▶ _Aim of the exercise_
Scan the data below for the string "Mstb". Show every line where it turns up.

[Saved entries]
☆ ☆ ☆ ☆ ☆

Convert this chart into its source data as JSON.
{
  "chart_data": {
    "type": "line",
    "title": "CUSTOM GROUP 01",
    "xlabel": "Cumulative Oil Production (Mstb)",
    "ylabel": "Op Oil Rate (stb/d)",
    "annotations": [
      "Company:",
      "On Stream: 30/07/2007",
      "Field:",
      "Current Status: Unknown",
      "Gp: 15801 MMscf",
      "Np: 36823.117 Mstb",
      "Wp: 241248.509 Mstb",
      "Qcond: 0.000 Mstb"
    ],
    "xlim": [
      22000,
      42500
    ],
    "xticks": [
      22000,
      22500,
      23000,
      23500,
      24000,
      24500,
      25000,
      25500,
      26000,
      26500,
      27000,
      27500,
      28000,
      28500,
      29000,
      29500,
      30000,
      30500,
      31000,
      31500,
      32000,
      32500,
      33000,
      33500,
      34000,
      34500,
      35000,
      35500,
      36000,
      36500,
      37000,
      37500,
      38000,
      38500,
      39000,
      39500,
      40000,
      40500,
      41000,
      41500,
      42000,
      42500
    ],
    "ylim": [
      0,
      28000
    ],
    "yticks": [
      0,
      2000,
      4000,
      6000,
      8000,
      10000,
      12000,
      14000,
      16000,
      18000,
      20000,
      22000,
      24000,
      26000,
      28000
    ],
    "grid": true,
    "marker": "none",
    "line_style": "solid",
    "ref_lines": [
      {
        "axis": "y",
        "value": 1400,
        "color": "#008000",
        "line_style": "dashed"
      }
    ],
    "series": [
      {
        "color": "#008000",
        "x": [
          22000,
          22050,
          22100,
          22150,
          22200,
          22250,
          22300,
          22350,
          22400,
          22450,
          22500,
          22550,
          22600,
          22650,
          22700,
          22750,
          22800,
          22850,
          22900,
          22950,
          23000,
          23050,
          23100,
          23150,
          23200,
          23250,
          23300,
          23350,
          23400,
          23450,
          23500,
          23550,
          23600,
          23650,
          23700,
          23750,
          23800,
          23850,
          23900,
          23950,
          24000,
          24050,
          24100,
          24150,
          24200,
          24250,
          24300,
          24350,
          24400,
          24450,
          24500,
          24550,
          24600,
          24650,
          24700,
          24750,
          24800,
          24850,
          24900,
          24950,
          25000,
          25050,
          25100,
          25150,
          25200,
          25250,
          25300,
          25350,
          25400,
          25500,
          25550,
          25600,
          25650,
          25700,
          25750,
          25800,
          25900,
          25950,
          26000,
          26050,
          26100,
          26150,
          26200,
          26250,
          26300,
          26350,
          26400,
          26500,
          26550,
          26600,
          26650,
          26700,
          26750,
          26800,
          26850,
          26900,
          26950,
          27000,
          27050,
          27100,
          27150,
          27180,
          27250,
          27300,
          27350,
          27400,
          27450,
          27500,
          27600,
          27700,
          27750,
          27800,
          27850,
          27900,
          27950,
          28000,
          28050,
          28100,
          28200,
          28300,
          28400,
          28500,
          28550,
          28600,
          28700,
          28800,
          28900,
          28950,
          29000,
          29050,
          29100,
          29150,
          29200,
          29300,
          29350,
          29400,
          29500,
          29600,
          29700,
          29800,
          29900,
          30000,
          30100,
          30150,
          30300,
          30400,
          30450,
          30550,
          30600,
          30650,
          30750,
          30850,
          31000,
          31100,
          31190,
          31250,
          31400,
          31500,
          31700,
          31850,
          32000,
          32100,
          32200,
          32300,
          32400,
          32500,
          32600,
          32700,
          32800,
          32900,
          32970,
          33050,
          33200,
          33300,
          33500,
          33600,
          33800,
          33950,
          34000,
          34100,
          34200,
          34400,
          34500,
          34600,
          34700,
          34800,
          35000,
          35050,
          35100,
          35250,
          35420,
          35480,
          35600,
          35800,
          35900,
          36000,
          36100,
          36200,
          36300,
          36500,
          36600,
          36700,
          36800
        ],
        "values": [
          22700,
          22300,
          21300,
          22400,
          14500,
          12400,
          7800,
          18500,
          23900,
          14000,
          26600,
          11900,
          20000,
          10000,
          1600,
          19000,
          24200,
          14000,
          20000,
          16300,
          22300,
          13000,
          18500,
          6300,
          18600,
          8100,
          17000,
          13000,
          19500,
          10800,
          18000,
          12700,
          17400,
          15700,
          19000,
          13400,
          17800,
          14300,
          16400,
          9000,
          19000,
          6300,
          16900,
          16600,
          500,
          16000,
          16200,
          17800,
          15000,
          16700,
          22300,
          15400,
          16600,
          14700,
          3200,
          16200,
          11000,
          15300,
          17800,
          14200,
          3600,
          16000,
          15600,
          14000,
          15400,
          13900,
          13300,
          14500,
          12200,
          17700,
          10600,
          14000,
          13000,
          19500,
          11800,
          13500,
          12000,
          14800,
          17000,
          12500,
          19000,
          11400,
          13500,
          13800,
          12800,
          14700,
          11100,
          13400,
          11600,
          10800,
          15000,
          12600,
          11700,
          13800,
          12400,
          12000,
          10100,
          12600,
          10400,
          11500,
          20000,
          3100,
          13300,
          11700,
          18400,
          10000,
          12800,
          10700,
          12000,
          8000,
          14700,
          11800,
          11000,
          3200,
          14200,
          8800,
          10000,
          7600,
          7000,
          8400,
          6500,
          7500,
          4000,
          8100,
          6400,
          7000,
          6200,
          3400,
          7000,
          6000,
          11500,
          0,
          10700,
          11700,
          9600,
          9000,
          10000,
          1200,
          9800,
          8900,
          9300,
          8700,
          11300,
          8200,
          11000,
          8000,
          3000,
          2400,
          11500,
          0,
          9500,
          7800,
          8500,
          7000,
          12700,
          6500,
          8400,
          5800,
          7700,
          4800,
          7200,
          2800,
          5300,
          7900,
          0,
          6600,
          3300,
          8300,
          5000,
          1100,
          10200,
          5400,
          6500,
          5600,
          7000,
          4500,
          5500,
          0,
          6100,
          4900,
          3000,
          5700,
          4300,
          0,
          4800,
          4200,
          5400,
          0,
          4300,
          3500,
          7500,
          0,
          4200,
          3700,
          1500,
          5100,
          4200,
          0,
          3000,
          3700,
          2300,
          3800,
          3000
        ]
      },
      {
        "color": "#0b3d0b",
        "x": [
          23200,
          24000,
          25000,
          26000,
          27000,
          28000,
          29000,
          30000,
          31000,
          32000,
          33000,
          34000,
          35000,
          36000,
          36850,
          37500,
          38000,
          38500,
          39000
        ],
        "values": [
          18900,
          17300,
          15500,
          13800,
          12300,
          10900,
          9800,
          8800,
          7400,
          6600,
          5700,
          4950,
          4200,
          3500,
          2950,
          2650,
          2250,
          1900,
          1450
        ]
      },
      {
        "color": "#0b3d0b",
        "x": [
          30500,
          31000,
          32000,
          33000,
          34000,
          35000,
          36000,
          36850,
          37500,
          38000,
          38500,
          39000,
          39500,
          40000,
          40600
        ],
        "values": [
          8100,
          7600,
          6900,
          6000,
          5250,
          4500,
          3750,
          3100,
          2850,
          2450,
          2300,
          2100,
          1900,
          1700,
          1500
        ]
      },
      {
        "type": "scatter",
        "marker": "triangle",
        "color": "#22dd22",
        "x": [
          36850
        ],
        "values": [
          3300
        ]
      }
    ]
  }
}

☆ ☆ ☆ ☆ ☆

▶ _Solution to the exercise_
    "xlabel": "Cumulative Oil Production (Mstb)",
      "Np: 36823.117 Mstb",
      "Wp: 241248.509 Mstb",
      "Qcond: 0.000 Mstb"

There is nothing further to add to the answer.